___ Records for processing ___

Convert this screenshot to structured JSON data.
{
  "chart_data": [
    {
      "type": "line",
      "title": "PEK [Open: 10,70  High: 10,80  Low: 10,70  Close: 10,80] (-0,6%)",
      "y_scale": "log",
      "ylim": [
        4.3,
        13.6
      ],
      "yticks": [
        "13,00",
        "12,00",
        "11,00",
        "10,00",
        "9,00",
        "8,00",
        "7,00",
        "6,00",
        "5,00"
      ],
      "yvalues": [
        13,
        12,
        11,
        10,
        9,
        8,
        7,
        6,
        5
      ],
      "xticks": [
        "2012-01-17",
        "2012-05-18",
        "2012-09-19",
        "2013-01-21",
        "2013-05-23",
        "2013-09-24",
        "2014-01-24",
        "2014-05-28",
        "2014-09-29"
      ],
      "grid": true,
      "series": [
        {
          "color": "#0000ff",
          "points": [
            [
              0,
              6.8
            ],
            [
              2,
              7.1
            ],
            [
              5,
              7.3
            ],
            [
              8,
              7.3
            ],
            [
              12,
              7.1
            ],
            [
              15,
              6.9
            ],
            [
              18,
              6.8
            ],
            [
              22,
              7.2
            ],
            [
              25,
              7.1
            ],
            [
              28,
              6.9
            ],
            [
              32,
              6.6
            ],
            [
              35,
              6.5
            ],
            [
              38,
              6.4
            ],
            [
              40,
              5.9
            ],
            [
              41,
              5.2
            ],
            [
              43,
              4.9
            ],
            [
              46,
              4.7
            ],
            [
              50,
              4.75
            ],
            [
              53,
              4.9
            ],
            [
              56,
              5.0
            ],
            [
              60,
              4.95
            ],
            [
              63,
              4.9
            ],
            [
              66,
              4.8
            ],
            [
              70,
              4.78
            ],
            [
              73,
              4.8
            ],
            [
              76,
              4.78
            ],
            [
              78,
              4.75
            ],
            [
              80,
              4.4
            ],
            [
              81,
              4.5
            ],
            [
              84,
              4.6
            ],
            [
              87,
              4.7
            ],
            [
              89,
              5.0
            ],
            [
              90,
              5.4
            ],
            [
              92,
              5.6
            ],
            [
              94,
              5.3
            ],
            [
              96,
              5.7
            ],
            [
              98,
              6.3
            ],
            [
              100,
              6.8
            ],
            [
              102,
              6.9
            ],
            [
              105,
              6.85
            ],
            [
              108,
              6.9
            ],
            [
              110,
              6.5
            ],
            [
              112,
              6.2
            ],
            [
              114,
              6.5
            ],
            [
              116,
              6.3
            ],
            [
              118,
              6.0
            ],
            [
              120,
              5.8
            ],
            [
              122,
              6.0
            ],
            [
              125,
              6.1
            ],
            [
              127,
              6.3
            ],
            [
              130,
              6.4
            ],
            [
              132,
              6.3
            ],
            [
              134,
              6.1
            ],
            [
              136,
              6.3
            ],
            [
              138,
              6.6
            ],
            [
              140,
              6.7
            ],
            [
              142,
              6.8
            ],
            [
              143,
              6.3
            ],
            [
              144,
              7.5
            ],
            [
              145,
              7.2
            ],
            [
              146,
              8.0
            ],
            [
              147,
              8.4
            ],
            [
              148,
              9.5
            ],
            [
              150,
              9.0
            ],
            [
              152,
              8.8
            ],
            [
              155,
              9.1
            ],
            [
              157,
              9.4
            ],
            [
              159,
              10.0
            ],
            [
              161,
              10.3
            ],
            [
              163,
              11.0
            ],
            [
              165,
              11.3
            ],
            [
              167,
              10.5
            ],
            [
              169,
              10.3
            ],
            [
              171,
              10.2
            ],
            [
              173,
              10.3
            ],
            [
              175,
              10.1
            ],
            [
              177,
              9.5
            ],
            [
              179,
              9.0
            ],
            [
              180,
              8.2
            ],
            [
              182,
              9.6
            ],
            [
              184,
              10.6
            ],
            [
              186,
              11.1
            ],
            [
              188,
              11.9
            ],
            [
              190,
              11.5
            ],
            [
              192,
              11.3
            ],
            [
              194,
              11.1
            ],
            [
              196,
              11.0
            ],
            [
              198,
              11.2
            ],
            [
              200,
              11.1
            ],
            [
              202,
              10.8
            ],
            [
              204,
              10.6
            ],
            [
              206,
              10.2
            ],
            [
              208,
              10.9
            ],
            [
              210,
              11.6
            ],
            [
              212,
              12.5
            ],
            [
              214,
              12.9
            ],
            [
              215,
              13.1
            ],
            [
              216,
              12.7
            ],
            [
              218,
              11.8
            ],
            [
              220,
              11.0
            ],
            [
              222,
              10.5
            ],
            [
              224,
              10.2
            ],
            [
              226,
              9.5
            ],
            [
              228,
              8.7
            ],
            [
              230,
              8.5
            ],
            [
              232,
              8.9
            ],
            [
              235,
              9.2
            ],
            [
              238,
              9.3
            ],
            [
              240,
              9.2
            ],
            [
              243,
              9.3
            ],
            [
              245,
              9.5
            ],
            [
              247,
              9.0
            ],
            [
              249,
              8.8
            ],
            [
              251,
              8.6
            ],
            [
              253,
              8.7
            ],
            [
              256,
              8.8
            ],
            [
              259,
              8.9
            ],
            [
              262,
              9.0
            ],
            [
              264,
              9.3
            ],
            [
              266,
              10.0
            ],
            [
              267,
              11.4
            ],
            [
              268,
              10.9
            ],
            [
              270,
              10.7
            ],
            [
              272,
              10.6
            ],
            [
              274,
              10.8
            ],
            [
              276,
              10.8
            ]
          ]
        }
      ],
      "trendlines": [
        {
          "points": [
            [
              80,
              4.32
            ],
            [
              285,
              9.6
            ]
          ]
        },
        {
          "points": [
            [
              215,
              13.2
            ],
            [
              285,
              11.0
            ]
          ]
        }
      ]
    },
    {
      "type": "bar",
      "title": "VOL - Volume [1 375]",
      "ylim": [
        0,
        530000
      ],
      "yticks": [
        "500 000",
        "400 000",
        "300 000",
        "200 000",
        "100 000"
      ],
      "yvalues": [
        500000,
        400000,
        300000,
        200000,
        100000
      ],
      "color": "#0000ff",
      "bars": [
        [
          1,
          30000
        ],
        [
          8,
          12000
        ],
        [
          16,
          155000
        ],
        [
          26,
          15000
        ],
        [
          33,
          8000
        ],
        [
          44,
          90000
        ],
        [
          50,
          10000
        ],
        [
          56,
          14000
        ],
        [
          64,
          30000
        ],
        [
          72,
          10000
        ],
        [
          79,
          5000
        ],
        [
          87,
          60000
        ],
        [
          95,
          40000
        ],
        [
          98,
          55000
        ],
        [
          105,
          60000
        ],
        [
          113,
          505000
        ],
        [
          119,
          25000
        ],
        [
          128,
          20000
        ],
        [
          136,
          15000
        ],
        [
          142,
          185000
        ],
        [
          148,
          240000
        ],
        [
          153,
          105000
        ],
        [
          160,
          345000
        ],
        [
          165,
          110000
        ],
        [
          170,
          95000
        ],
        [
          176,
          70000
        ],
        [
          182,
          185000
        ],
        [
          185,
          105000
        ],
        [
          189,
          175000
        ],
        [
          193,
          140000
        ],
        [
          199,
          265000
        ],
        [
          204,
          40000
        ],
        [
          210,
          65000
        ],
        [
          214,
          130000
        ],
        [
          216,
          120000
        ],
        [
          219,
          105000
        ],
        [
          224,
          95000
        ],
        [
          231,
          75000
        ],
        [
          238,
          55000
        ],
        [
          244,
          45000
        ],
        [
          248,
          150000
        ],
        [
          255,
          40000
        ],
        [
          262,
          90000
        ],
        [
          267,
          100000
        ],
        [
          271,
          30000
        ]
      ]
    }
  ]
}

___

What to produce: Every record above needs to be repeated word for word.

Exercise solution:
Convert this screenshot to structured JSON data.
{
  "chart_data": [
    {
      "type": "line",
      "title": "PEK [Open: 10,70  High: 10,80  Low: 10,70  Close: 10,80] (-0,6%)",
      "y_scale": "log",
      "ylim": [
        4.3,
        13.6
      ],
      "yticks": [
        "13,00",
        "12,00",
        "11,00",
        "10,00",
        "9,00",
        "8,00",
        "7,00",
        "6,00",
        "5,00"
      ],
      "yvalues": [
        13,
        12,
        11,
        10,
        9,
        8,
        7,
        6,
        5
      ],
      "xticks": [
        "2012-01-17",
        "2012-05-18",
        "2012-09-19",
        "2013-01-21",
        "2013-05-23",
        "2013-09-24",
        "2014-01-24",
        "2014-05-28",
        "2014-09-29"
      ],
      "grid": true,
      "series": [
        {
          "color": "#0000ff",
          "points": [
            [
              0,
              6.8
            ],
            [
              2,
              7.1
            ],
            [
              5,
              7.3
            ],
            [
              8,
              7.3
            ],
            [
              12,
              7.1
            ],
            [
              15,
              6.9
            ],
            [
              18,
              6.8
            ],
            [
              22,
              7.2
            ],
            [
              25,
              7.1
            ],
            [
              28,
              6.9
            ],
            [
              32,
              6.6
            ],
            [
              35,
              6.5
            ],
            [
              38,
              6.4
            ],
            [
              40,
              5.9
            ],
            [
              41,
              5.2
            ],
            [
              43,
              4.9
            ],
            [
              46,
              4.7
            ],
            [
              50,
              4.75
            ],
            [
              53,
              4.9
            ],
            [
              56,
              5.0
            ],
            [
              60,
              4.95
            ],
            [
              63,
              4.9
            ],
            [
              66,
              4.8
            ],
            [
              70,
              4.78
            ],
            [
              73,
              4.8
            ],
            [
              76,
              4.78
            ],
            [
              78,
              4.75
            ],
            [
              80,
              4.4
            ],
            [
              81,
              4.5
            ],
            [
              84,
              4.6
            ],
            [
              87,
              4.7
            ],
            [
              89,
              5.0
            ],
            [
              90,
              5.4
            ],
            [
              92,
              5.6
            ],
            [
              94,
              5.3
            ],
            [
              96,
              5.7
            ],
            [
              98,
              6.3
            ],
            [
              100,
              6.8
            ],
            [
              102,
              6.9
            ],
            [
              105,
              6.85
            ],
            [
              108,
              6.9
            ],
            [
              110,
              6.5
            ],
            [
              112,
              6.2
            ],
            [
              114,
              6.5
            ],
            [
              116,
              6.3
            ],
            [
              118,
              6.0
            ],
            [
              120,
              5.8
            ],
            [
              122,
              6.0
            ],
            [
              125,
              6.1
            ],
            [
              127,
              6.3
            ],
            [
              130,
              6.4
            ],
            [
              132,
              6.3
            ],
            [
              134,
              6.1
            ],
            [
              136,
              6.3
            ],
            [
              138,
              6.6
            ],
            [
              140,
              6.7
            ],
            [
              142,
              6.8
            ],
            [
              143,
              6.3
            ],
            [
              144,
              7.5
            ],
            [
              145,
              7.2
            ],
            [
              146,
              8.0
            ],
            [
              147,
              8.4
            ],
            [
              148,
              9.5
            ],
            [
              150,
              9.0
            ],
            [
              152,
              8.8
            ],
            [
              155,
              9.1
            ],
            [
              157,
              9.4
            ],
            [
              159,
              10.0
            ],
            [
              161,
              10.3
            ],
            [
              163,
              11.0
            ],
            [
              165,
              11.3
            ],
            [
              167,
              10.5
            ],
            [
              169,
              10.3
            ],
            [
              171,
              10.2
            ],
            [
              173,
              10.3
            ],
            [
              175,
              10.1
            ],
            [
              177,
              9.5
            ],
            [
              179,
              9.0
            ],
            [
              180,
              8.2
            ],
            [
              182,
              9.6
            ],
            [
              184,
              10.6
            ],
            [
              186,
              11.1
            ],
            [
              188,
              11.9
            ],
            [
              190,
              11.5
            ],
            [
              192,
              11.3
            ],
            [
              194,
              11.1
            ],
            [
              196,
              11.0
            ],
            [
              198,
              11.2
            ],
            [
              200,
              11.1
            ],
            [
              202,
              10.8
            ],
            [
              204,
              10.6
            ],
            [
              206,
              10.2
            ],
            [
              208,
              10.9
            ],
            [
              210,
              11.6
            ],
            [
              212,
              12.5
            ],
            [
              214,
              12.9
            ],
            [
              215,
              13.1
            ],
            [
              216,
              12.7
            ],
            [
              218,
              11.8
            ],
            [
              220,
              11.0
            ],
            [
              222,
              10.5
            ],
            [
              224,
              10.2
            ],
            [
              226,
              9.5
            ],
            [
              228,
              8.7
            ],
            [
              230,
              8.5
            ],
            [
              232,
              8.9
            ],
            [
              235,
              9.2
            ],
            [
              238,
              9.3
            ],
            [
              240,
              9.2
            ],
            [
              243,
              9.3
            ],
            [
              245,
              9.5
            ],
            [
              247,
              9.0
            ],
            [
              249,
              8.8
            ],
            [
              251,
              8.6
            ],
            [
              253,
              8.7
            ],
            [
              256,
              8.8
            ],
            [
              259,
              8.9
            ],
            [
              262,
              9.0
            ],
            [
              264,
              9.3
            ],
            [
              266,
              10.0
            ],
            [
              267,
              11.4
            ],
            [
              268,
              10.9
            ],
            [
              270,
              10.7
            ],
            [
              272,
              10.6
            ],
            [
              274,
              10.8
            ],
            [
              276,
              10.8
            ]
          ]
        }
      ],
      "trendlines": [
        {
          "points": [
            [
              80,
              4.32
            ],
            [
              285,
              9.6
            ]
          ]
        },
        {
          "points": [
            [
              215,
              13.2
            ],
            [
              285,
              11.0
            ]
          ]
        }
      ]
    },
    {
      "type": "bar",
      "title": "VOL - Volume [1 375]",
      "ylim": [
        0,
        530000
      ],
      "yticks": [
        "500 000",
        "400 000",
        "300 000",
        "200 000",
        "100 000"
      ],
      "yvalues": [
        500000,
        400000,
        300000,
        200000,
        100000
      ],
      "color": "#0000ff",
      "bars": [
        [
          1,
          30000
        ],
        [
          8,
          12000
        ],
        [
          16,
          155000
        ],
        [
          26,
          15000
        ],
        [
          33,
          8000
        ],
        [
          44,
          90000
        ],
        [
          50,
          10000
        ],
        [
          56,
          14000
        ],
        [
          64,
          30000
        ],
        [
          72,
          10000
        ],
        [
          79,
          5000
        ],
        [
          87,
          60000
        ],
        [
          95,
          40000
        ],
        [
          98,
          55000
        ],
        [
          105,
          60000
        ],
        [
          113,
          505000
        ],
        [
          119,
          25000
        ],
        [
          128,
          20000
        ],
        [
          136,
          15000
        ],
        [
          142,
          185000
        ],
        [
          148,
          240000
        ],
        [
          153,
          105000
        ],
        [
          160,
          345000
        ],
        [
          165,
          110000
        ],
        [
          170,
          95000
        ],
        [
          176,
          70000
        ],
        [
          182,
          185000
        ],
        [
          185,
          105000
        ],
        [
          189,
          175000
        ],
        [
          193,
          140000
        ],
        [
          199,
          265000
        ],
        [
          204,
          40000
        ],
        [
          210,
          65000
        ],
        [
          214,
          130000
        ],
        [
          216,
          120000
        ],
        [
          219,
          105000
        ],
        [
          224,
          95000
        ],
        [
          231,
          75000
        ],
        [
          238,
          55000
        ],
        [
          244,
          45000
        ],
        [
          248,
          150000
        ],
        [
          255,
          40000
        ],
        [
          262,
          90000
        ],
        [
          267,
          100000
        ],
        [
          271,
          30000
        ]
      ]
    }
  ]
}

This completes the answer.